[start]

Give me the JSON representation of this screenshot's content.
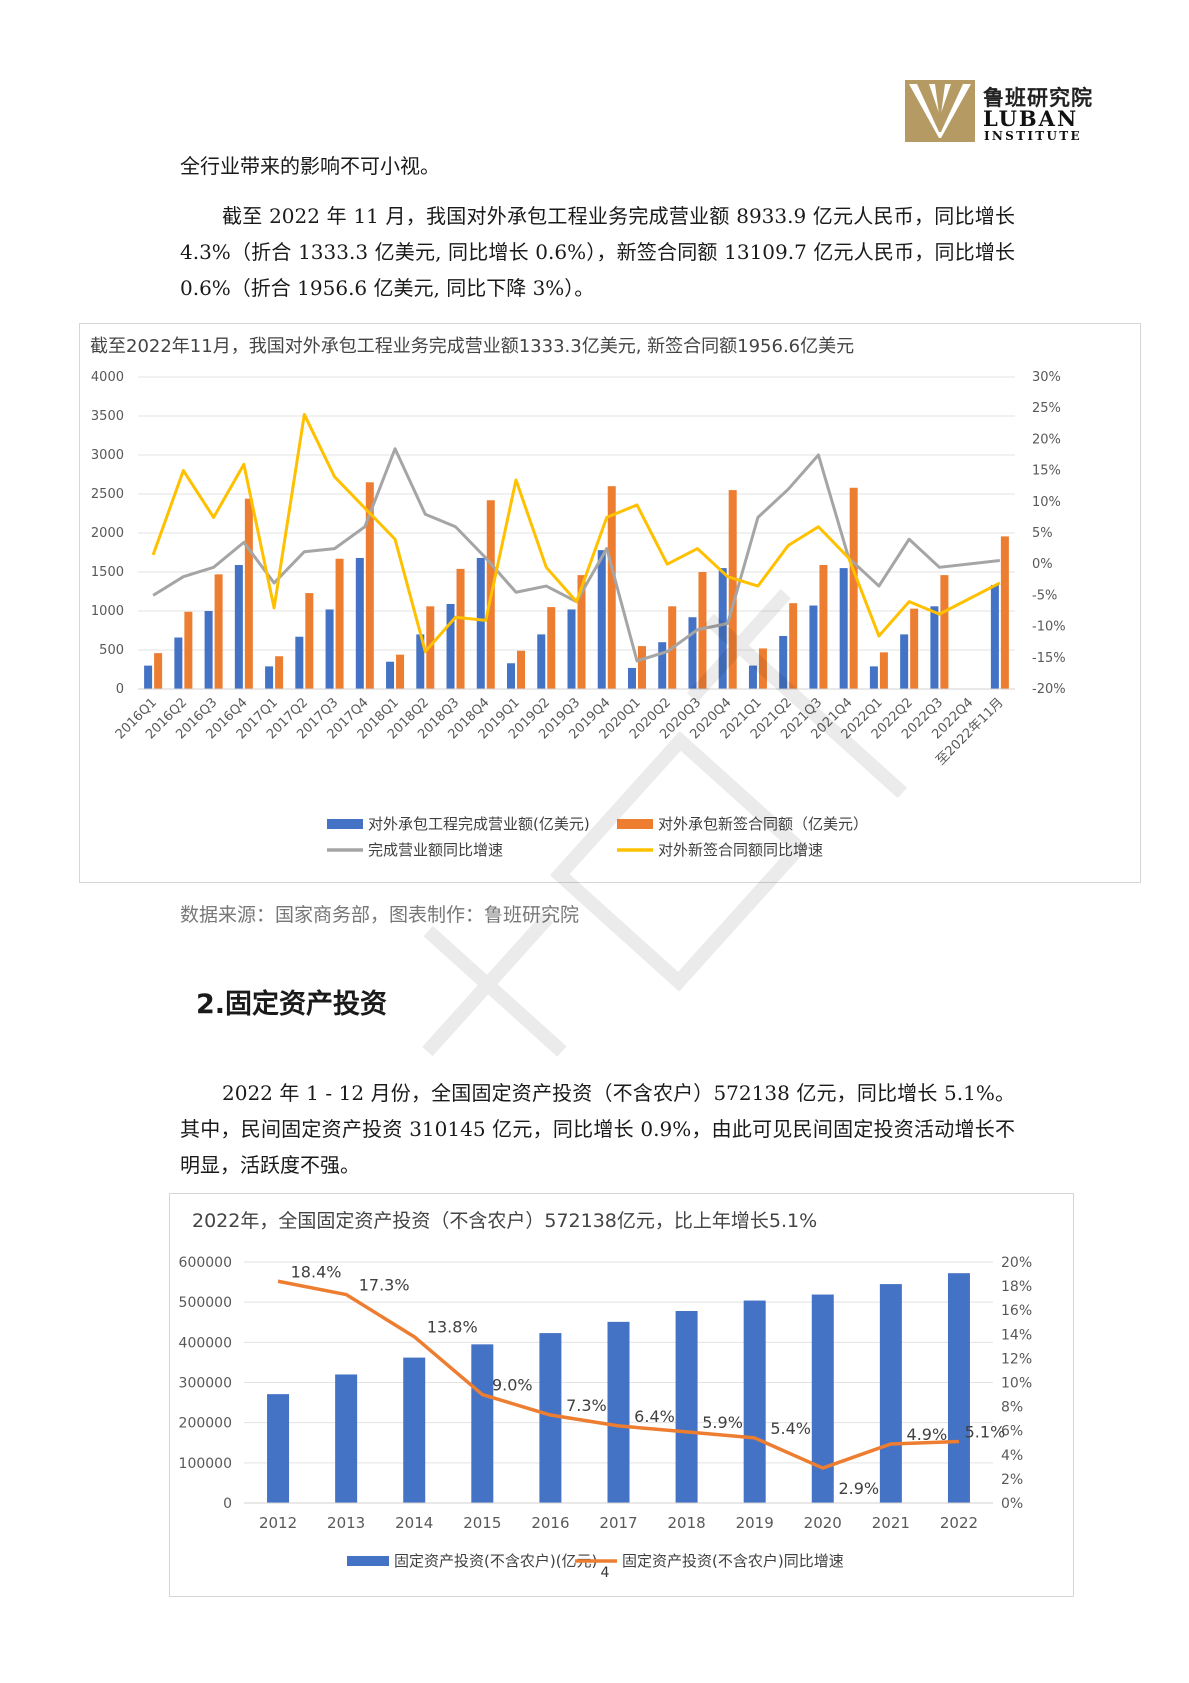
{
  "logo": {
    "cn": "鲁班研究院",
    "en": "LUBAN",
    "en2": "INSTITUTE"
  },
  "para1": "全行业带来的影响不可小视。",
  "para2": "截至 2022 年 11 月，我国对外承包工程业务完成营业额 8933.9 亿元人民币，同比增长 4.3%（折合 1333.3 亿美元, 同比增长 0.6%），新签合同额 13109.7 亿元人民币，同比增长 0.6%（折合 1956.6 亿美元, 同比下降 3%）。",
  "source": "数据来源：国家商务部，图表制作：鲁班研究院",
  "heading": "2.固定资产投资",
  "para3": "2022 年 1 - 12 月份，全国固定资产投资（不含农户）572138 亿元，同比增长 5.1%。其中，民间固定资产投资 310145 亿元，同比增长 0.9%，由此可见民间固定投资活动增长不明显，活跃度不强。",
  "page_number": "4",
  "colors": {
    "blue": "#4472C4",
    "orange": "#ED7D31",
    "gray": "#A5A5A5",
    "yellow": "#FFC000"
  },
  "chart_data": [
    {
      "type": "bar",
      "title": "截至2022年11月，我国对外承包工程业务完成营业额1333.3亿美元, 新签合同额1956.6亿美元",
      "categories": [
        "2016Q1",
        "2016Q2",
        "2016Q3",
        "2016Q4",
        "2017Q1",
        "2017Q2",
        "2017Q3",
        "2017Q4",
        "2018Q1",
        "2018Q2",
        "2018Q3",
        "2018Q4",
        "2019Q1",
        "2019Q2",
        "2019Q3",
        "2019Q4",
        "2020Q1",
        "2020Q2",
        "2020Q3",
        "2020Q4",
        "2021Q1",
        "2021Q2",
        "2021Q3",
        "2021Q4",
        "2022Q1",
        "2022Q2",
        "2022Q3",
        "2022Q4",
        "至2022年11月"
      ],
      "ylim": [
        0,
        4000
      ],
      "yticks": [
        "0",
        "500",
        "1000",
        "1500",
        "2000",
        "2500",
        "3000",
        "3500",
        "4000"
      ],
      "y2lim": [
        -20,
        30
      ],
      "y2ticks": [
        "-20%",
        "-15%",
        "-10%",
        "-5%",
        "0%",
        "5%",
        "10%",
        "15%",
        "20%",
        "25%",
        "30%"
      ],
      "legend_position": "bottom",
      "series": [
        {
          "name": "对外承包工程完成营业额(亿美元)",
          "kind": "bar",
          "axis": "left",
          "color": "#4472C4",
          "values": [
            300,
            660,
            1000,
            1590,
            290,
            670,
            1020,
            1680,
            350,
            700,
            1090,
            1680,
            330,
            700,
            1020,
            1780,
            270,
            600,
            920,
            1550,
            300,
            680,
            1070,
            1550,
            290,
            700,
            1060,
            null,
            1333.3
          ]
        },
        {
          "name": "对外承包新签合同额（亿美元）",
          "kind": "bar",
          "axis": "left",
          "color": "#ED7D31",
          "values": [
            460,
            990,
            1470,
            2440,
            420,
            1230,
            1670,
            2650,
            440,
            1060,
            1540,
            2420,
            490,
            1050,
            1460,
            2600,
            550,
            1060,
            1500,
            2550,
            520,
            1100,
            1590,
            2580,
            470,
            1030,
            1460,
            null,
            1956.6
          ]
        },
        {
          "name": "完成营业额同比增速",
          "kind": "line",
          "axis": "right",
          "color": "#A5A5A5",
          "values": [
            -5,
            -2,
            -0.5,
            3.5,
            -3,
            2,
            2.5,
            6,
            18.5,
            8,
            6,
            1,
            -4.5,
            -3.5,
            -6,
            2.5,
            -15.5,
            -14,
            -10.5,
            -9.5,
            7.5,
            12,
            17.5,
            1,
            -3.5,
            4,
            -0.5,
            null,
            0.6
          ]
        },
        {
          "name": "对外新签合同额同比增速",
          "kind": "line",
          "axis": "right",
          "color": "#FFC000",
          "values": [
            1.5,
            15,
            7.5,
            16,
            -7,
            24,
            14,
            9,
            4,
            -14,
            -8.5,
            -9,
            13.5,
            -0.5,
            -6,
            7.5,
            9.5,
            0,
            2.5,
            -2,
            -3.5,
            3,
            6,
            1,
            -11.5,
            -6,
            -8,
            null,
            -3
          ]
        }
      ]
    },
    {
      "type": "bar",
      "title": "2022年，全国固定资产投资（不含农户）572138亿元，比上年增长5.1%",
      "categories": [
        "2012",
        "2013",
        "2014",
        "2015",
        "2016",
        "2017",
        "2018",
        "2019",
        "2020",
        "2021",
        "2022"
      ],
      "ylim": [
        0,
        600000
      ],
      "yticks": [
        "0",
        "100000",
        "200000",
        "300000",
        "400000",
        "500000",
        "600000"
      ],
      "y2lim": [
        0,
        20
      ],
      "y2ticks": [
        "0%",
        "2%",
        "4%",
        "6%",
        "8%",
        "10%",
        "12%",
        "14%",
        "16%",
        "18%",
        "20%"
      ],
      "legend_position": "bottom",
      "series": [
        {
          "name": "固定资产投资(不含农户)(亿元)",
          "kind": "bar",
          "axis": "left",
          "color": "#4472C4",
          "values": [
            271000,
            320000,
            362000,
            395000,
            423000,
            451000,
            478000,
            504000,
            519000,
            545000,
            572138
          ]
        },
        {
          "name": "固定资产投资(不含农户)同比增速",
          "kind": "line",
          "axis": "right",
          "color": "#ED7D31",
          "values": [
            18.4,
            17.3,
            13.8,
            9.0,
            7.3,
            6.4,
            5.9,
            5.4,
            2.9,
            4.9,
            5.1
          ],
          "labels": [
            "18.4%",
            "17.3%",
            "13.8%",
            "9.0%",
            "7.3%",
            "6.4%",
            "5.9%",
            "5.4%",
            "2.9%",
            "4.9%",
            "5.1%"
          ]
        }
      ]
    }
  ]
}
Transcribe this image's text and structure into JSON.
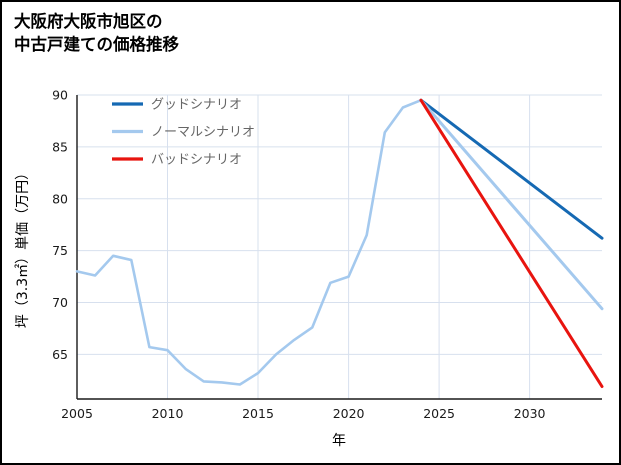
{
  "title": {
    "line1": "大阪府大阪市旭区の",
    "line2": "中古戸建ての価格推移"
  },
  "chart_data": {
    "type": "line",
    "title": "大阪府大阪市旭区の中古戸建ての価格推移",
    "xlabel": "年",
    "ylabel": "坪（3.3㎡）単価（万円）",
    "xlim": [
      2005,
      2034
    ],
    "ylim": [
      60.7,
      90
    ],
    "xticks": [
      2005,
      2010,
      2015,
      2020,
      2025,
      2030
    ],
    "yticks": [
      65,
      70,
      75,
      80,
      85,
      90
    ],
    "grid": true,
    "legend_position": "upper-left",
    "colors": {
      "grid": "#d7e0ee",
      "axis": "#1a1a1a",
      "good": "#1569b3",
      "normal": "#a4c9ee",
      "bad": "#e8140f"
    },
    "series": [
      {
        "id": "history",
        "label": "",
        "show_in_legend": false,
        "color": "#a4c9ee",
        "width": 2.6,
        "x": [
          2005,
          2006,
          2007,
          2008,
          2009,
          2010,
          2011,
          2012,
          2013,
          2014,
          2015,
          2016,
          2017,
          2018,
          2019,
          2020,
          2021,
          2022,
          2023,
          2024
        ],
        "y": [
          73.0,
          72.6,
          74.5,
          74.1,
          65.7,
          65.4,
          63.6,
          62.4,
          62.3,
          62.1,
          63.2,
          65.0,
          66.4,
          67.6,
          71.9,
          72.5,
          76.5,
          86.4,
          88.8,
          89.5
        ]
      },
      {
        "id": "good",
        "label": "グッドシナリオ",
        "show_in_legend": true,
        "color": "#1569b3",
        "width": 3,
        "x": [
          2024,
          2034
        ],
        "y": [
          89.5,
          76.2
        ]
      },
      {
        "id": "normal",
        "label": "ノーマルシナリオ",
        "show_in_legend": true,
        "color": "#a4c9ee",
        "width": 3,
        "x": [
          2024,
          2034
        ],
        "y": [
          89.5,
          69.4
        ]
      },
      {
        "id": "bad",
        "label": "バッドシナリオ",
        "show_in_legend": true,
        "color": "#e8140f",
        "width": 3,
        "x": [
          2024,
          2034
        ],
        "y": [
          89.5,
          61.9
        ]
      }
    ]
  }
}
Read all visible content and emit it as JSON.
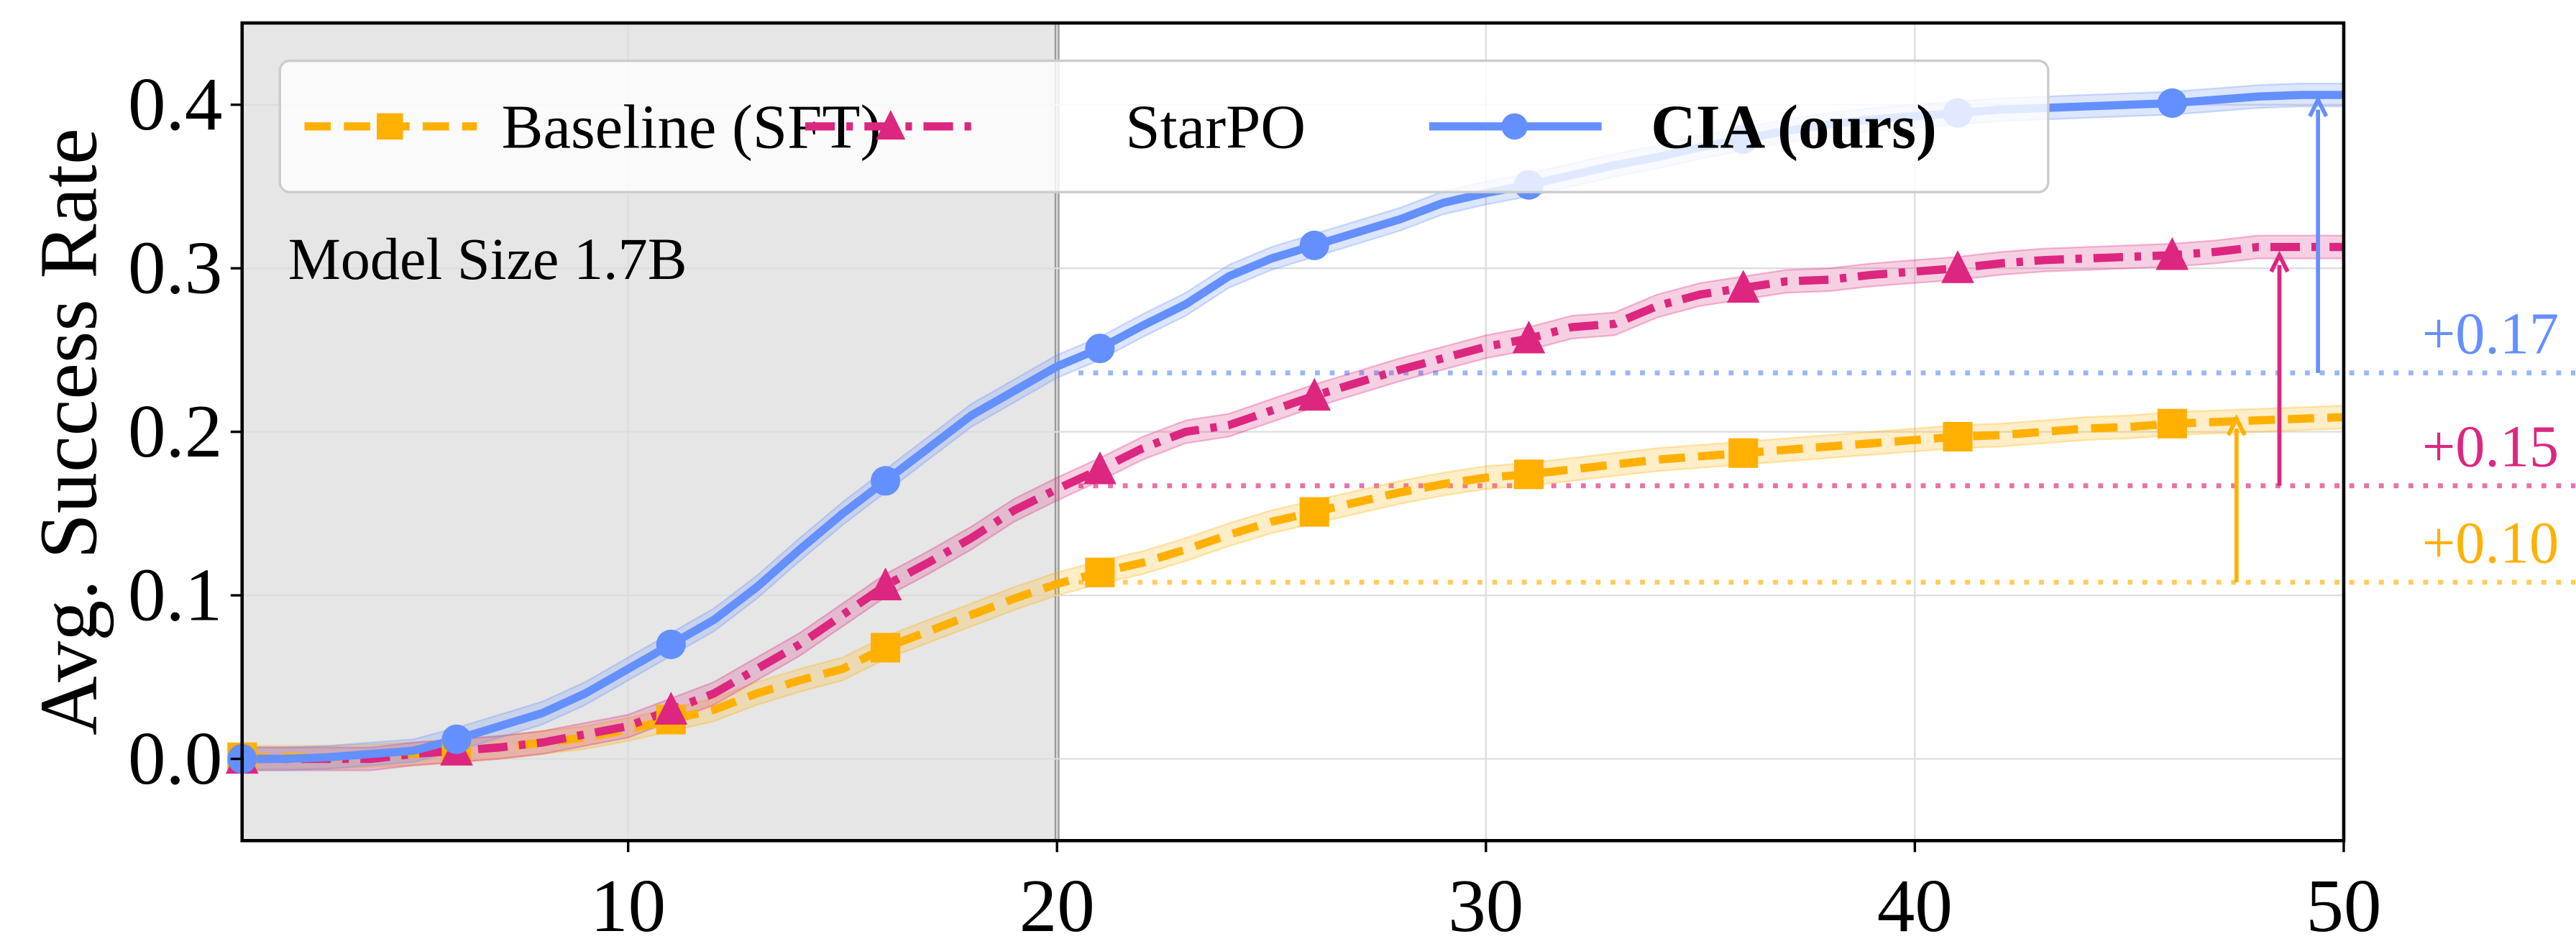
{
  "chart_data": {
    "type": "line",
    "title": "",
    "xlabel": "",
    "ylabel": "Avg. Success Rate",
    "xlim": [
      1,
      50
    ],
    "ylim": [
      -0.05,
      0.45
    ],
    "xticks": [
      10,
      20,
      30,
      40,
      50
    ],
    "yticks": [
      0.0,
      0.1,
      0.2,
      0.3,
      0.4
    ],
    "xtick_labels": [
      "10",
      "20",
      "30",
      "40",
      "50"
    ],
    "ytick_labels": [
      "0.0",
      "0.1",
      "0.2",
      "0.3",
      "0.4"
    ],
    "grid": true,
    "legend_position": "top",
    "annotation": "Model Size 1.7B",
    "shaded_region": {
      "x_from": 1,
      "x_to": 20,
      "color": "#e6e6e6"
    },
    "x": [
      1,
      2,
      3,
      4,
      5,
      6,
      7,
      8,
      9,
      10,
      11,
      12,
      13,
      14,
      15,
      16,
      17,
      18,
      19,
      20,
      21,
      22,
      23,
      24,
      25,
      26,
      27,
      28,
      29,
      30,
      31,
      32,
      33,
      34,
      35,
      36,
      37,
      38,
      39,
      40,
      41,
      42,
      43,
      44,
      45,
      46,
      47,
      48,
      49,
      50
    ],
    "marker_x": [
      1,
      6,
      11,
      16,
      21,
      26,
      31,
      36,
      41,
      46
    ],
    "series": [
      {
        "name": "Baseline (SFT)",
        "color": "#ffb000",
        "style": "dashed",
        "marker": "square",
        "values": [
          0.001,
          0.001,
          0.001,
          0.002,
          0.003,
          0.005,
          0.007,
          0.01,
          0.013,
          0.018,
          0.024,
          0.03,
          0.04,
          0.048,
          0.055,
          0.068,
          0.078,
          0.088,
          0.098,
          0.107,
          0.114,
          0.12,
          0.128,
          0.137,
          0.145,
          0.151,
          0.157,
          0.163,
          0.168,
          0.172,
          0.174,
          0.177,
          0.18,
          0.183,
          0.185,
          0.187,
          0.189,
          0.191,
          0.193,
          0.195,
          0.197,
          0.198,
          0.2,
          0.202,
          0.203,
          0.205,
          0.206,
          0.207,
          0.208,
          0.209
        ]
      },
      {
        "name": "StarPO",
        "color": "#dc267f",
        "style": "dashdot",
        "marker": "triangle",
        "values": [
          0,
          0,
          0,
          0,
          0.003,
          0.005,
          0.007,
          0.01,
          0.015,
          0.02,
          0.03,
          0.04,
          0.055,
          0.07,
          0.088,
          0.106,
          0.12,
          0.135,
          0.152,
          0.165,
          0.177,
          0.19,
          0.2,
          0.204,
          0.213,
          0.222,
          0.23,
          0.238,
          0.245,
          0.252,
          0.257,
          0.264,
          0.266,
          0.277,
          0.284,
          0.288,
          0.292,
          0.293,
          0.296,
          0.298,
          0.3,
          0.303,
          0.305,
          0.306,
          0.307,
          0.308,
          0.31,
          0.313,
          0.313,
          0.313
        ]
      },
      {
        "name": "CIA (ours)",
        "color": "#648fff",
        "style": "solid",
        "marker": "circle",
        "values": [
          0,
          0,
          0.001,
          0.003,
          0.005,
          0.012,
          0.02,
          0.028,
          0.04,
          0.055,
          0.07,
          0.085,
          0.105,
          0.128,
          0.15,
          0.17,
          0.19,
          0.21,
          0.225,
          0.24,
          0.251,
          0.265,
          0.278,
          0.295,
          0.306,
          0.314,
          0.322,
          0.33,
          0.34,
          0.346,
          0.351,
          0.357,
          0.363,
          0.368,
          0.374,
          0.379,
          0.384,
          0.388,
          0.391,
          0.393,
          0.395,
          0.397,
          0.398,
          0.399,
          0.4,
          0.401,
          0.403,
          0.405,
          0.406,
          0.406
        ]
      }
    ],
    "improvements": [
      {
        "label": "+0.10",
        "color": "#ffb000",
        "from": 0.108,
        "to": 0.21,
        "arrow_x": 47.5
      },
      {
        "label": "+0.15",
        "color": "#dc267f",
        "from": 0.167,
        "to": 0.31,
        "arrow_x": 48.5
      },
      {
        "label": "+0.17",
        "color": "#648fff",
        "from": 0.236,
        "to": 0.405,
        "arrow_x": 49.4
      }
    ]
  }
}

[end]

[INSTRUCTION] Gather each line from the entries above that includes the word "content".

[RESULT]
Give me the JSON representation of this screenshot's content.
Read all visible content and emit it as JSON.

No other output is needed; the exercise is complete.